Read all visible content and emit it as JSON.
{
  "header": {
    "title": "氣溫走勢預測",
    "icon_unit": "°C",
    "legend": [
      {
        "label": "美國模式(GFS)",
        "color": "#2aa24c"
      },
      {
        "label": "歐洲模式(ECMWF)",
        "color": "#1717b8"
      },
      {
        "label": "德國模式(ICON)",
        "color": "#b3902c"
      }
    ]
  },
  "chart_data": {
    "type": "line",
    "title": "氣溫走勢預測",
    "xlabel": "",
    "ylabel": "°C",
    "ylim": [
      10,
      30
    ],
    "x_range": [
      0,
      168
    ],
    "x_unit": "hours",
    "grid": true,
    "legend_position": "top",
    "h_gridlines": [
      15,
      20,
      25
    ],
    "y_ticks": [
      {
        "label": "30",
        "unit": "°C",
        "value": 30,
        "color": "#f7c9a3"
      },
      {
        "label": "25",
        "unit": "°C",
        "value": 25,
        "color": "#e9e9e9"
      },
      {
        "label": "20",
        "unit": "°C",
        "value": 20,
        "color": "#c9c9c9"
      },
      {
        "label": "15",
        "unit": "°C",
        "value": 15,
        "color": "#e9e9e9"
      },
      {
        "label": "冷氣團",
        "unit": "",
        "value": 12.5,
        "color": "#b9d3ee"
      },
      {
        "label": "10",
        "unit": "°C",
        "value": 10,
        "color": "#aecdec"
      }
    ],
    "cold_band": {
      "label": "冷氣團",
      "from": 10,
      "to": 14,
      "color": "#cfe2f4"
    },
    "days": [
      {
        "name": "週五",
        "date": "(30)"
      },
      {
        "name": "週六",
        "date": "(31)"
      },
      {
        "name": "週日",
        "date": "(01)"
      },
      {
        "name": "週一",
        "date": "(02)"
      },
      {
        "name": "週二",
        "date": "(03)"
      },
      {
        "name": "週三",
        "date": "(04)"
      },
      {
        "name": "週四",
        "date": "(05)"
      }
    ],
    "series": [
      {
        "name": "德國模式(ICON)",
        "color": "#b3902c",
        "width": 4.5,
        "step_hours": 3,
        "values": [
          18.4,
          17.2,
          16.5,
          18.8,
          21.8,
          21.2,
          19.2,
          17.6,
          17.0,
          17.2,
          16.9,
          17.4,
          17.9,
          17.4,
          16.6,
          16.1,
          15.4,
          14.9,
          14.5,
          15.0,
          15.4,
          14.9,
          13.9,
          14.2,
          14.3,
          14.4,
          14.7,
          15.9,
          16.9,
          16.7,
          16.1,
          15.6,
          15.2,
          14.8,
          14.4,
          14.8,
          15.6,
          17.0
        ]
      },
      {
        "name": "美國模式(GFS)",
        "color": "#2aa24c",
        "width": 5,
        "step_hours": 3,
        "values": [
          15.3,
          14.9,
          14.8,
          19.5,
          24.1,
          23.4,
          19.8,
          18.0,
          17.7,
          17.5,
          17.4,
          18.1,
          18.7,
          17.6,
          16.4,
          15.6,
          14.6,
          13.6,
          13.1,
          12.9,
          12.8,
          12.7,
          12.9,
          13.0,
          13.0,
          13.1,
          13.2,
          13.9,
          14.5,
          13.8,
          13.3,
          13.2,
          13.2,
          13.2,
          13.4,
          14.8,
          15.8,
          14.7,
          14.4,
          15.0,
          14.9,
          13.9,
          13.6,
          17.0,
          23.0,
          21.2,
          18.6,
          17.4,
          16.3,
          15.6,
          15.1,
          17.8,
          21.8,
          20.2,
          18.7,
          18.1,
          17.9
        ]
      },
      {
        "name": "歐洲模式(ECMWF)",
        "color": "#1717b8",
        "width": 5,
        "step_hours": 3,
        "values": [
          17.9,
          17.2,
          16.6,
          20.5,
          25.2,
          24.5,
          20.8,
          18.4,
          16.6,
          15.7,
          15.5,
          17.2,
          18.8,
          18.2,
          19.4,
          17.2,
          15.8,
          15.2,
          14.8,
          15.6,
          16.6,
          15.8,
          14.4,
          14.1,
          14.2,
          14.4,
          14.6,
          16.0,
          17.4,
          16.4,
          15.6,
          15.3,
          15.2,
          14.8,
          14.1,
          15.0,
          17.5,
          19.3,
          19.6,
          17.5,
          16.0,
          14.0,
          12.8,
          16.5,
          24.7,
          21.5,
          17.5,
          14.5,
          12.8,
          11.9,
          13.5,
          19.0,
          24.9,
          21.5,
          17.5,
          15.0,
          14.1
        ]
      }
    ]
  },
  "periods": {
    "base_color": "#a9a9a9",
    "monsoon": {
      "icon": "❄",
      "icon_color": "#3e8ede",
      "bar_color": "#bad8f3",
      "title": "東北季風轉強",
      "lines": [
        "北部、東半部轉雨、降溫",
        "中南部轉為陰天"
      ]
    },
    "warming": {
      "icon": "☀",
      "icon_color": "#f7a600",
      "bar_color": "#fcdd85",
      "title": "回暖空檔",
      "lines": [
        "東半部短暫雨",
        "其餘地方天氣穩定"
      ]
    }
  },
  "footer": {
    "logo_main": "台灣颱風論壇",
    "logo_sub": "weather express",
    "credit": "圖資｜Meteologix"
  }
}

....

• Directions
Repeat the data precisely, reproducing every entry.

• Answer to this task
Read all visible content and emit it as JSON.
{
  "header": {
    "title": "氣溫走勢預測",
    "icon_unit": "°C",
    "legend": [
      {
        "label": "美國模式(GFS)",
        "color": "#2aa24c"
      },
      {
        "label": "歐洲模式(ECMWF)",
        "color": "#1717b8"
      },
      {
        "label": "德國模式(ICON)",
        "color": "#b3902c"
      }
    ]
  },
  "chart_data": {
    "type": "line",
    "title": "氣溫走勢預測",
    "xlabel": "",
    "ylabel": "°C",
    "ylim": [
      10,
      30
    ],
    "x_range": [
      0,
      168
    ],
    "x_unit": "hours",
    "grid": true,
    "legend_position": "top",
    "h_gridlines": [
      15,
      20,
      25
    ],
    "y_ticks": [
      {
        "label": "30",
        "unit": "°C",
        "value": 30,
        "color": "#f7c9a3"
      },
      {
        "label": "25",
        "unit": "°C",
        "value": 25,
        "color": "#e9e9e9"
      },
      {
        "label": "20",
        "unit": "°C",
        "value": 20,
        "color": "#c9c9c9"
      },
      {
        "label": "15",
        "unit": "°C",
        "value": 15,
        "color": "#e9e9e9"
      },
      {
        "label": "冷氣團",
        "unit": "",
        "value": 12.5,
        "color": "#b9d3ee"
      },
      {
        "label": "10",
        "unit": "°C",
        "value": 10,
        "color": "#aecdec"
      }
    ],
    "cold_band": {
      "label": "冷氣團",
      "from": 10,
      "to": 14,
      "color": "#cfe2f4"
    },
    "days": [
      {
        "name": "週五",
        "date": "(30)"
      },
      {
        "name": "週六",
        "date": "(31)"
      },
      {
        "name": "週日",
        "date": "(01)"
      },
      {
        "name": "週一",
        "date": "(02)"
      },
      {
        "name": "週二",
        "date": "(03)"
      },
      {
        "name": "週三",
        "date": "(04)"
      },
      {
        "name": "週四",
        "date": "(05)"
      }
    ],
    "series": [
      {
        "name": "德國模式(ICON)",
        "color": "#b3902c",
        "width": 4.5,
        "step_hours": 3,
        "values": [
          18.4,
          17.2,
          16.5,
          18.8,
          21.8,
          21.2,
          19.2,
          17.6,
          17.0,
          17.2,
          16.9,
          17.4,
          17.9,
          17.4,
          16.6,
          16.1,
          15.4,
          14.9,
          14.5,
          15.0,
          15.4,
          14.9,
          13.9,
          14.2,
          14.3,
          14.4,
          14.7,
          15.9,
          16.9,
          16.7,
          16.1,
          15.6,
          15.2,
          14.8,
          14.4,
          14.8,
          15.6,
          17.0
        ]
      },
      {
        "name": "美國模式(GFS)",
        "color": "#2aa24c",
        "width": 5,
        "step_hours": 3,
        "values": [
          15.3,
          14.9,
          14.8,
          19.5,
          24.1,
          23.4,
          19.8,
          18.0,
          17.7,
          17.5,
          17.4,
          18.1,
          18.7,
          17.6,
          16.4,
          15.6,
          14.6,
          13.6,
          13.1,
          12.9,
          12.8,
          12.7,
          12.9,
          13.0,
          13.0,
          13.1,
          13.2,
          13.9,
          14.5,
          13.8,
          13.3,
          13.2,
          13.2,
          13.2,
          13.4,
          14.8,
          15.8,
          14.7,
          14.4,
          15.0,
          14.9,
          13.9,
          13.6,
          17.0,
          23.0,
          21.2,
          18.6,
          17.4,
          16.3,
          15.6,
          15.1,
          17.8,
          21.8,
          20.2,
          18.7,
          18.1,
          17.9
        ]
      },
      {
        "name": "歐洲模式(ECMWF)",
        "color": "#1717b8",
        "width": 5,
        "step_hours": 3,
        "values": [
          17.9,
          17.2,
          16.6,
          20.5,
          25.2,
          24.5,
          20.8,
          18.4,
          16.6,
          15.7,
          15.5,
          17.2,
          18.8,
          18.2,
          19.4,
          17.2,
          15.8,
          15.2,
          14.8,
          15.6,
          16.6,
          15.8,
          14.4,
          14.1,
          14.2,
          14.4,
          14.6,
          16.0,
          17.4,
          16.4,
          15.6,
          15.3,
          15.2,
          14.8,
          14.1,
          15.0,
          17.5,
          19.3,
          19.6,
          17.5,
          16.0,
          14.0,
          12.8,
          16.5,
          24.7,
          21.5,
          17.5,
          14.5,
          12.8,
          11.9,
          13.5,
          19.0,
          24.9,
          21.5,
          17.5,
          15.0,
          14.1
        ]
      }
    ]
  },
  "periods": {
    "base_color": "#a9a9a9",
    "monsoon": {
      "icon": "❄",
      "icon_color": "#3e8ede",
      "bar_color": "#bad8f3",
      "title": "東北季風轉強",
      "lines": [
        "北部、東半部轉雨、降溫",
        "中南部轉為陰天"
      ]
    },
    "warming": {
      "icon": "☀",
      "icon_color": "#f7a600",
      "bar_color": "#fcdd85",
      "title": "回暖空檔",
      "lines": [
        "東半部短暫雨",
        "其餘地方天氣穩定"
      ]
    }
  },
  "footer": {
    "logo_main": "台灣颱風論壇",
    "logo_sub": "weather express",
    "credit": "圖資｜Meteologix"
  }
}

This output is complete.